To do. Continue the summaries of river sediment-monitoring research from the point at which they stop.

5. Development of technology for detecting gravel movement in rivers. Gravel bedload in rivers is difficult and expensive to measure, but it is necessary information for hydraulic engineers and river managers. In order to investigate the potential for using the sound made by gravel impacts in a river, hydrophones and data acquisition hardware were deployed in three gravel-bed river systems: Halfmoon Creek near Leadville, Colorado, the Elwha River near Port Angeles, Washington, and the Trinity River near Weaverville, California. Each deployment was conducted in conjunction with physical sampling of the bedload in transport. It was found that times of increased bedload were generally accompanied by increases in the amplitude of sound, but ambient sounds and interference from turbulence on the hydrophone mounting structure reduced the quality of the data. ARS researchers in Oxford, Mississippi, concluded that the method may be best suited to identify times when bedload is moving rather than the quantity of transport. This technology is useful for river managers who need to determine the onset and end of gravel transport automatically in remote locations on streams and rivers.

6. Deployment of Single Frequency Acoustic Attenuation System at Goodwin Creek Watershed. Monitoring the suspended sediment that is transported in rivers and streams can be difficult and expensive and results in very temporally coarse measurements. The modified acoustic attenuation unit, which can be remotely deployed, collects near-continuous acoustic data that can be used to estimate the concentration of suspended sediment. ARS researchers in Oxford, Mississippi, installed the system on a concrete structure at the Goodwin Creek Watershed alongside a dedicated pump sampling line. The high temporal resolution of the Single Frequency Acoustic Attenuation System provided valuable sediment transport data that cannot be provided by traditional pump samplers. The successful data collection effort resulted in continuous fine sediment concentration data across several storm hydrographs. The increased temporal resolution, along with the automated nature of the measurements, are a significant improvement on traditional sampling methods that require personnel to be on site during storm events. The technology may be used for measuring fine sediment concentration in research efforts and eventually for monitoring fine sediment concentration in streams for agencies such as state departments of environmental quality or the U.S. Geological Survey.

Record extracts.
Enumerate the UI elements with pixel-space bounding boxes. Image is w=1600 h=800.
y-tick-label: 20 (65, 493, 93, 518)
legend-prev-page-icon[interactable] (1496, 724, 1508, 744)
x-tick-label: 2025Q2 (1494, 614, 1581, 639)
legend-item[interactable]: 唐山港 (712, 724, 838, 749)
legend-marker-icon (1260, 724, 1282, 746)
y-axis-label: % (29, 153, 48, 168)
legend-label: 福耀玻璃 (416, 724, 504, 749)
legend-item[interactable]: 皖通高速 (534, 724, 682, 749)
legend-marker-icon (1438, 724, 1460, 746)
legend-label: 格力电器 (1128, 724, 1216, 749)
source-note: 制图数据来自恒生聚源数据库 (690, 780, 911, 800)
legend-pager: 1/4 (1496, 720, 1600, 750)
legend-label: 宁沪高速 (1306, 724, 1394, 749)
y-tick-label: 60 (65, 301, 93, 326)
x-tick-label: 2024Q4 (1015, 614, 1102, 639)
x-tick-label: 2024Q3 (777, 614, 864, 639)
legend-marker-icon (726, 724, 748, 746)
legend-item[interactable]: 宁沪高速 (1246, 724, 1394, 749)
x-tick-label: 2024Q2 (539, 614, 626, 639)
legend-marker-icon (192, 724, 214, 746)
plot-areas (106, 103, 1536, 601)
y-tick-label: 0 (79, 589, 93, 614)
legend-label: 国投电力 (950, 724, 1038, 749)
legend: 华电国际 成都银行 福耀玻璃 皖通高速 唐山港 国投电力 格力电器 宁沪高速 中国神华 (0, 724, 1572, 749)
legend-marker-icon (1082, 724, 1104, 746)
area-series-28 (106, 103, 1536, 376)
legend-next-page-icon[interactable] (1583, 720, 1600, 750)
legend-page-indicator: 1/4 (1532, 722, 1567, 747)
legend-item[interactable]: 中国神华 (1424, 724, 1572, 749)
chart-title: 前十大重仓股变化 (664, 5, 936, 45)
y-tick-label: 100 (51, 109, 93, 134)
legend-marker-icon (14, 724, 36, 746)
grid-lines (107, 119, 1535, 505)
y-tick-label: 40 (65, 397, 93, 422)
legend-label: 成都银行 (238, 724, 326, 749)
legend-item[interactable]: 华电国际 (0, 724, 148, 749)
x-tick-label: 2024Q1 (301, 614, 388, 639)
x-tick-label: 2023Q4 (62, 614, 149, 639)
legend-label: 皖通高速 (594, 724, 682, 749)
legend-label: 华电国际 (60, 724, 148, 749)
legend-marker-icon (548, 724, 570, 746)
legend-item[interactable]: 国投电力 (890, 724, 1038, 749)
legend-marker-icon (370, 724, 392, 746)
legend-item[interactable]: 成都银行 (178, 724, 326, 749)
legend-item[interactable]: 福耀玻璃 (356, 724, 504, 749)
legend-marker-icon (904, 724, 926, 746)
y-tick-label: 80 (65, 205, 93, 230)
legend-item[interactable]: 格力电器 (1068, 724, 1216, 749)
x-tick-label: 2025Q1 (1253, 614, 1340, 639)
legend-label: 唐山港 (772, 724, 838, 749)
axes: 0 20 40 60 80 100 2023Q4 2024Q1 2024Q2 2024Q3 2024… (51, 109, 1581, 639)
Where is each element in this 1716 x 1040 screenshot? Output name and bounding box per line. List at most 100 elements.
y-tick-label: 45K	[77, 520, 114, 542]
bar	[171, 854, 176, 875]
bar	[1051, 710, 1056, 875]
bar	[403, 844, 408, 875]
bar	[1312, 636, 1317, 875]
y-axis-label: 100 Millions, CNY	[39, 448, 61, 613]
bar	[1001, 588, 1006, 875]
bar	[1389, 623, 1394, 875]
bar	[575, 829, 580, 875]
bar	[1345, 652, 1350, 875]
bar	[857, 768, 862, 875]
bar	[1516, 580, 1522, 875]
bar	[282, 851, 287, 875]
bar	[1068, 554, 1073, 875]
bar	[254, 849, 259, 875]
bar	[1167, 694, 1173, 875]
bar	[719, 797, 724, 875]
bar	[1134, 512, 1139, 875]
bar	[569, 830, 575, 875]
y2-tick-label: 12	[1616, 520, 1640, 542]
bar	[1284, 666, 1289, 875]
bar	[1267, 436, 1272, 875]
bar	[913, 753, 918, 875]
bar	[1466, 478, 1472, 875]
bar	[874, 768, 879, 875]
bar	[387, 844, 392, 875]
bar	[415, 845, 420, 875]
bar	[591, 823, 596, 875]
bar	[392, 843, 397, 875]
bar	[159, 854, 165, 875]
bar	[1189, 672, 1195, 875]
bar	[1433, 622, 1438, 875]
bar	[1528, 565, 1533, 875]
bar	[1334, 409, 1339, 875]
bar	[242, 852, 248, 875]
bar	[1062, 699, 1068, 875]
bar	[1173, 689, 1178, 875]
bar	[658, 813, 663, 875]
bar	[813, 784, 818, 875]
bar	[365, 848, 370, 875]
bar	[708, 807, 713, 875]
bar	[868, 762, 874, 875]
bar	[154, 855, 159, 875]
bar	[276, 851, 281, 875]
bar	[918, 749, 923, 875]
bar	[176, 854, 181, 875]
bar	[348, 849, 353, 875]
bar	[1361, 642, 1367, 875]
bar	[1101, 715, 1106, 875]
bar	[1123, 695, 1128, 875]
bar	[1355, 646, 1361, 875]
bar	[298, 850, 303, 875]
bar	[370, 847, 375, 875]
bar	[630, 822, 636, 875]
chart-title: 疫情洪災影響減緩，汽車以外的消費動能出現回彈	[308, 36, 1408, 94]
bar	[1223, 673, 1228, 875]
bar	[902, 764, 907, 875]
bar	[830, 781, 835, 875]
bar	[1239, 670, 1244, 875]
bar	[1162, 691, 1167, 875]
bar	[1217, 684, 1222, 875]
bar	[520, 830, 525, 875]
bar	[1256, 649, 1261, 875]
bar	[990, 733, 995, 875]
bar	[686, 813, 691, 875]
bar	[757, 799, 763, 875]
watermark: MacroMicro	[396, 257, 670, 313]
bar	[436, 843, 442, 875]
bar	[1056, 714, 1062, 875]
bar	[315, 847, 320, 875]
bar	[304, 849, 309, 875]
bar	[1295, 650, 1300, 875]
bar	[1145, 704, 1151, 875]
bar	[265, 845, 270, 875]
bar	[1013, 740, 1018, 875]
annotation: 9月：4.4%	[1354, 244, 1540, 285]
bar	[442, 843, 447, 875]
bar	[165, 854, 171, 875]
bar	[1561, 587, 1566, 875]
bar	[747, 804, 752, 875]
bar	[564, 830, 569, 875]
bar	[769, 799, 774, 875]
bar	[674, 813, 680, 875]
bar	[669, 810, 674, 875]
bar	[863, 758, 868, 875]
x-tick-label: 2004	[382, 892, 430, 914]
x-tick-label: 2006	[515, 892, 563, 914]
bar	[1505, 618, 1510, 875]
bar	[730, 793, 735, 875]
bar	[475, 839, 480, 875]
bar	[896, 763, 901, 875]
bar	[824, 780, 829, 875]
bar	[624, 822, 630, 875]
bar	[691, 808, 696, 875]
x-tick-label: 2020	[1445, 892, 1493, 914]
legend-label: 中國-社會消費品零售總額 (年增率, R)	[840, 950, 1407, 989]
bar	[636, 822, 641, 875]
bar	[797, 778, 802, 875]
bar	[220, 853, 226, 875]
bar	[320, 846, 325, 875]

Answer area.
7. Investigation of the effect of algae on acoustic attenuation. Algae in the water column can interfere with acoustic signal propagation, making acoustic measurement of fine sediments in the water column ineffective in some locations. During a multi-year study on the Middle Rio Grande near San Acacia, New Mexico, an unexpected daily pattern was found in acoustic attenuation signals. There was no way to account for the pattern based on expected trends in sediment concentration, river stage or discharge. In the absence of a hydraulic explanation for the periodic fluctuations in acoustic signal, ARS researchers in Oxford, Mississippi, hypothesized that biological factors, such as population variation or movement of algae, could have been the cause. This prompted a supplemental experiment at the University of Mississippi Biological Field Station in conjunction with Agricultural Research Service studying algal growth and activity. It was found that algae do affect acoustic signal propagation, and more work is under way to determine the effects can be mitigated and if acoustic signal can be used to measure algal biomass. This information is useful for river managers and hydraulic engineers who need suspended sediment data and is potentially useful to biologists and ecologists who need to measure algal biomass.